Aim — Each line of the data that includes the string "situation" is to be copied out.

(Extracted data entries)
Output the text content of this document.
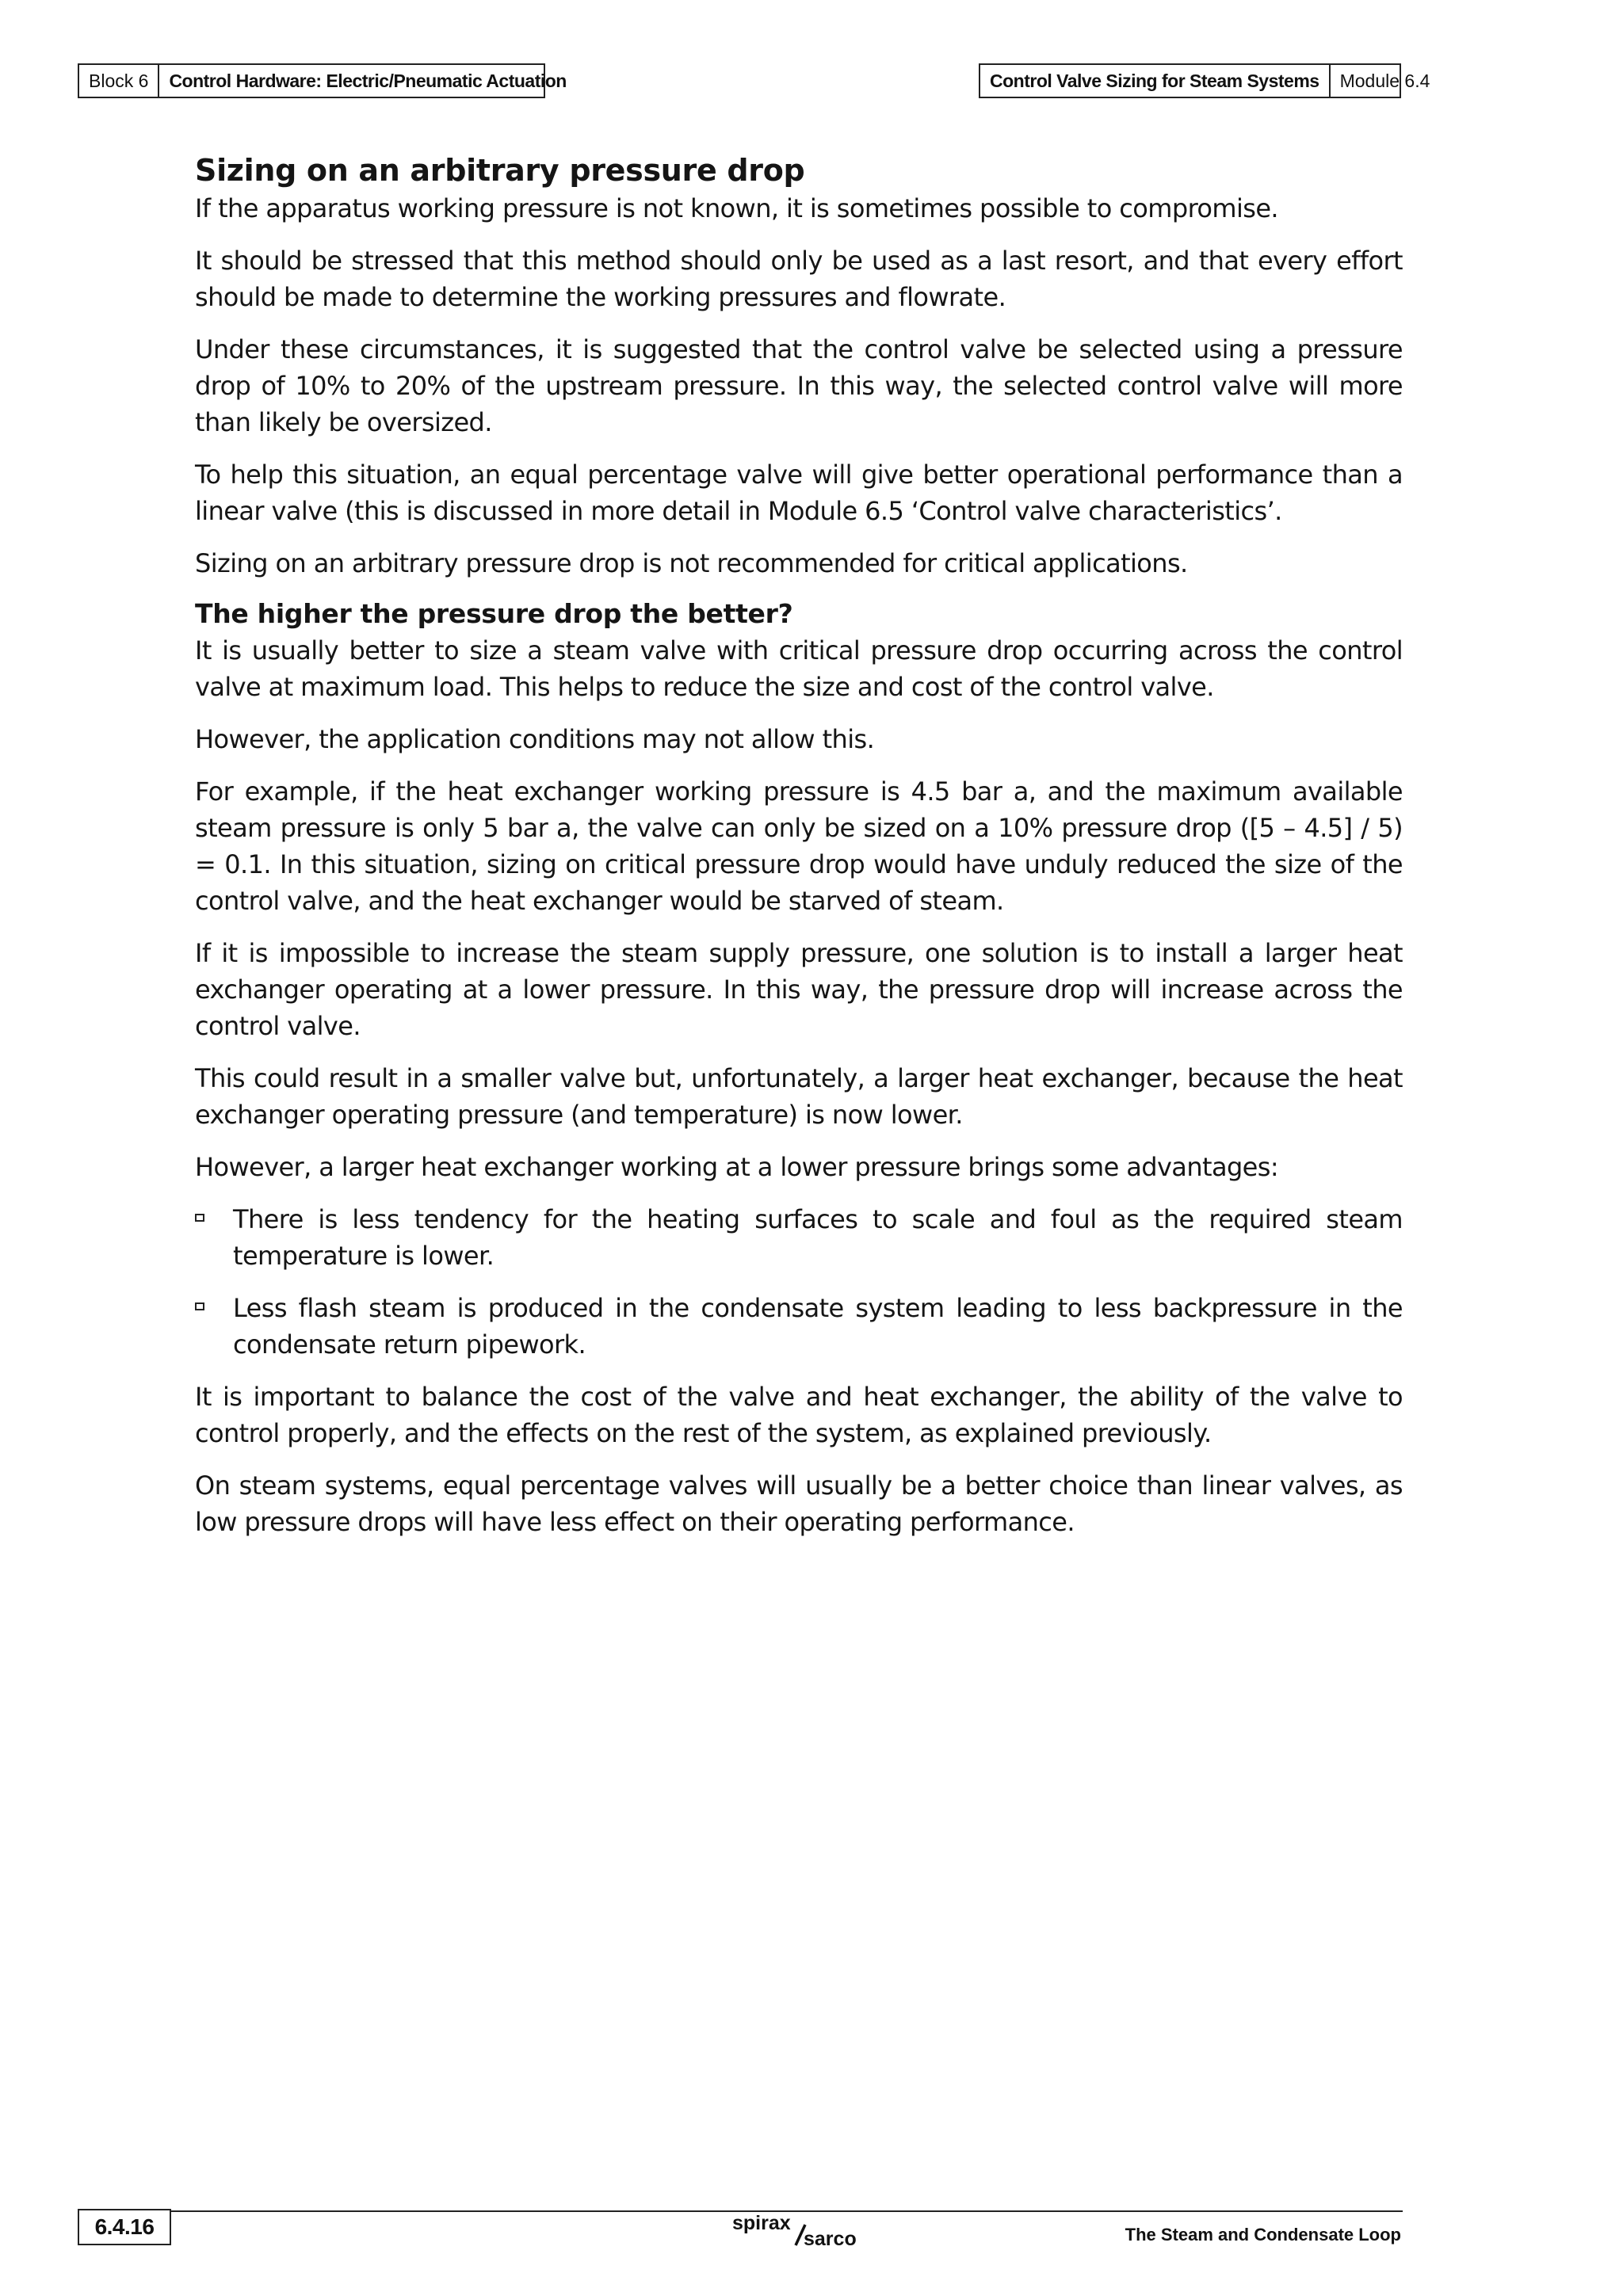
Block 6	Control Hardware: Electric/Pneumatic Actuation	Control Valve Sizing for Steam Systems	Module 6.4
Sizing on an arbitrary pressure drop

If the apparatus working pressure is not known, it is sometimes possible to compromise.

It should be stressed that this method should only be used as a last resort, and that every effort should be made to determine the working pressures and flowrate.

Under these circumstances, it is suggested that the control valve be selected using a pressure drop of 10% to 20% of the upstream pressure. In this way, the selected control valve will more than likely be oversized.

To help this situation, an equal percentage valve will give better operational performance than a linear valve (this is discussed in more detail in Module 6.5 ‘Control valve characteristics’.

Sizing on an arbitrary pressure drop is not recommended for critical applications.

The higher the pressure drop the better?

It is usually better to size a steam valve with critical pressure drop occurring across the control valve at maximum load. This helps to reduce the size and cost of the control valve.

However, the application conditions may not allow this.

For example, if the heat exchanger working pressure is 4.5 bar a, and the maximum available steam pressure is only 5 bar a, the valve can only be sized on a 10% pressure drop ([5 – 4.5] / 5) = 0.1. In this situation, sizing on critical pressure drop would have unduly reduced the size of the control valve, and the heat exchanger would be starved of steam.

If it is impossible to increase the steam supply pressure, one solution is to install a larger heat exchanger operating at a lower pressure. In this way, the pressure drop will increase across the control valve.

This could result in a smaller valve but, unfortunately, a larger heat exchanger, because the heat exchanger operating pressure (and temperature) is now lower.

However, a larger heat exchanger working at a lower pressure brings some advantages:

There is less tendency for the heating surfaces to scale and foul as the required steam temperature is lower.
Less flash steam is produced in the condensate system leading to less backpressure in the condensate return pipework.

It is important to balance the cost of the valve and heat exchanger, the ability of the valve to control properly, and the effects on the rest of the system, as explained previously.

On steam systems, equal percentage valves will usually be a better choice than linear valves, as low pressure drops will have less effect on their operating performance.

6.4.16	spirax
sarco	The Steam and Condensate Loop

Task response —
To help this situation, an equal percentage valve will give better operational performance than a linear valve (this is discussed in more detail in Module 6.5 ‘Control valve characteristics’.
For example, if the heat exchanger working pressure is 4.5 bar a, and the maximum available steam pressure is only 5 bar a, the valve can only be sized on a 10% pressure drop ([5 – 4.5] / 5) = 0.1. In this situation, sizing on critical pressure drop would have unduly reduced the size of the control valve, and the heat exchanger would be starved of steam.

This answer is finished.